- THE EXERCISE:
For each line in the data below that holds "JSON", return a copy.
##### EXCERPTED RECORDS
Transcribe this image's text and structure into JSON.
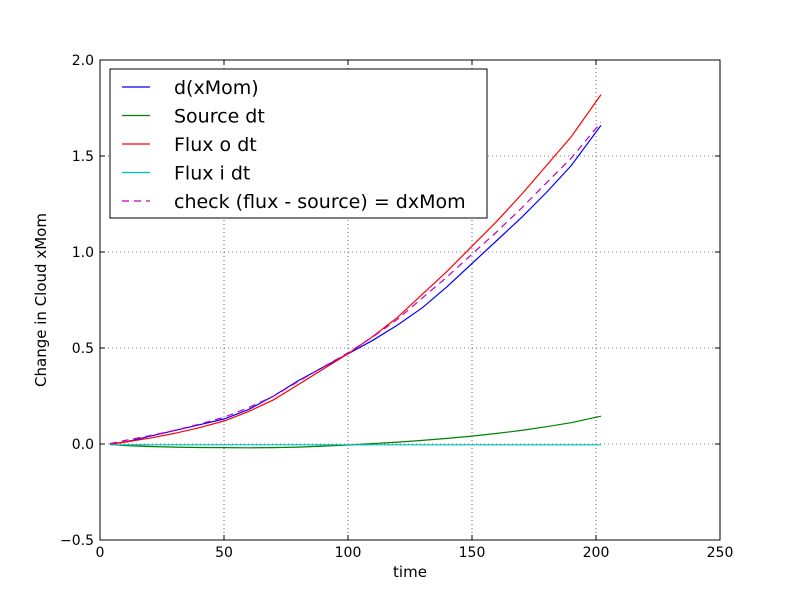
{
  "chart_data": {
    "type": "line",
    "xlabel": "time",
    "ylabel": "Change in Cloud xMom",
    "xlim": [
      0,
      250
    ],
    "ylim": [
      -0.5,
      2.0
    ],
    "xticks": [
      0,
      50,
      100,
      150,
      200,
      250
    ],
    "yticks": [
      -0.5,
      0.0,
      0.5,
      1.0,
      1.5,
      2.0
    ],
    "xtick_labels": [
      "0",
      "50",
      "100",
      "150",
      "200",
      "250"
    ],
    "ytick_labels": [
      "−0.5",
      "0.0",
      "0.5",
      "1.0",
      "1.5",
      "2.0"
    ],
    "grid": true,
    "legend_position": "upper-left",
    "series": [
      {
        "name": "d(xMom)",
        "color": "#0000ff",
        "dash": "solid",
        "x": [
          4,
          10,
          20,
          30,
          40,
          50,
          60,
          70,
          80,
          90,
          100,
          110,
          120,
          130,
          140,
          150,
          160,
          170,
          180,
          190,
          202
        ],
        "y": [
          0.0,
          0.01,
          0.04,
          0.07,
          0.1,
          0.13,
          0.18,
          0.25,
          0.33,
          0.4,
          0.47,
          0.54,
          0.62,
          0.71,
          0.82,
          0.94,
          1.06,
          1.18,
          1.31,
          1.45,
          1.66
        ]
      },
      {
        "name": "Source dt",
        "color": "#008000",
        "dash": "solid",
        "x": [
          4,
          10,
          20,
          30,
          40,
          50,
          60,
          70,
          80,
          90,
          100,
          110,
          120,
          130,
          140,
          150,
          160,
          170,
          180,
          190,
          202
        ],
        "y": [
          -0.002,
          -0.008,
          -0.013,
          -0.016,
          -0.018,
          -0.019,
          -0.02,
          -0.019,
          -0.016,
          -0.011,
          -0.005,
          0.002,
          0.01,
          0.019,
          0.029,
          0.041,
          0.055,
          0.071,
          0.09,
          0.111,
          0.145
        ]
      },
      {
        "name": "Flux o dt",
        "color": "#ff0000",
        "dash": "solid",
        "x": [
          4,
          10,
          20,
          30,
          40,
          50,
          60,
          70,
          80,
          90,
          100,
          110,
          120,
          130,
          140,
          150,
          160,
          170,
          180,
          190,
          202
        ],
        "y": [
          0.0,
          0.01,
          0.03,
          0.055,
          0.085,
          0.12,
          0.17,
          0.23,
          0.31,
          0.39,
          0.47,
          0.56,
          0.66,
          0.78,
          0.9,
          1.03,
          1.16,
          1.3,
          1.45,
          1.6,
          1.82
        ]
      },
      {
        "name": "Flux i dt",
        "color": "#00bfbf",
        "dash": "solid",
        "x": [
          4,
          50,
          100,
          150,
          202
        ],
        "y": [
          -0.004,
          -0.004,
          -0.004,
          -0.004,
          -0.004
        ]
      },
      {
        "name": "check (flux - source) = dxMom",
        "color": "#bf00bf",
        "dash": "dashed",
        "x": [
          4,
          10,
          20,
          30,
          40,
          50,
          60,
          70,
          80,
          90,
          100,
          110,
          120,
          130,
          140,
          150,
          160,
          170,
          180,
          190,
          202
        ],
        "y": [
          0.002,
          0.018,
          0.043,
          0.071,
          0.103,
          0.139,
          0.19,
          0.249,
          0.326,
          0.401,
          0.475,
          0.558,
          0.65,
          0.761,
          0.871,
          0.989,
          1.105,
          1.229,
          1.36,
          1.489,
          1.675
        ]
      }
    ]
  }
}
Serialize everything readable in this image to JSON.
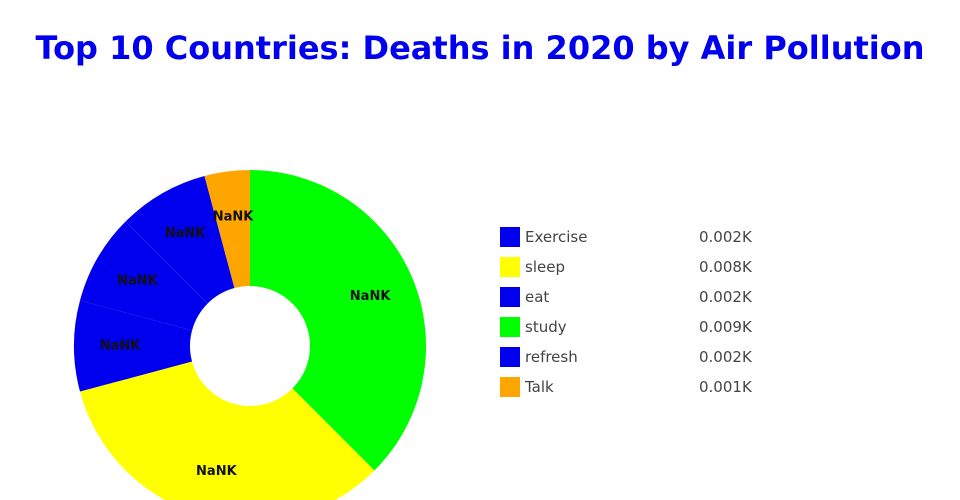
{
  "chart_data": {
    "type": "pie",
    "title": "Top 10 Countries: Deaths in 2020 by Air Pollution",
    "hole": true,
    "legend_position": "right",
    "slices": [
      {
        "label": "study",
        "value": 9,
        "display_value": "0.009K",
        "slice_text": "NaNK",
        "color": "#00ff00"
      },
      {
        "label": "sleep",
        "value": 8,
        "display_value": "0.008K",
        "slice_text": "NaNK",
        "color": "#ffff00"
      },
      {
        "label": "Exercise",
        "value": 2,
        "display_value": "0.002K",
        "slice_text": "NaNK",
        "color": "#0000ee"
      },
      {
        "label": "eat",
        "value": 2,
        "display_value": "0.002K",
        "slice_text": "NaNK",
        "color": "#0000ee"
      },
      {
        "label": "refresh",
        "value": 2,
        "display_value": "0.002K",
        "slice_text": "NaNK",
        "color": "#0000ee"
      },
      {
        "label": "Talk",
        "value": 1,
        "display_value": "0.001K",
        "slice_text": "NaNK",
        "color": "#ffa500"
      }
    ],
    "legend": [
      {
        "label": "Exercise",
        "value": "0.002K",
        "color": "#0000ee"
      },
      {
        "label": "sleep",
        "value": "0.008K",
        "color": "#ffff00"
      },
      {
        "label": "eat",
        "value": "0.002K",
        "color": "#0000ee"
      },
      {
        "label": "study",
        "value": "0.009K",
        "color": "#00ff00"
      },
      {
        "label": "refresh",
        "value": "0.002K",
        "color": "#0000ee"
      },
      {
        "label": "Talk",
        "value": "0.001K",
        "color": "#ffa500"
      }
    ]
  },
  "colors": {
    "title": "#0000ee",
    "label_text": "#111111",
    "legend_text": "#444444"
  }
}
##########
- FINAL ANSWER:
Transcribe this image's text and structure into JSON.
Serialize everything readable in this image to JSON.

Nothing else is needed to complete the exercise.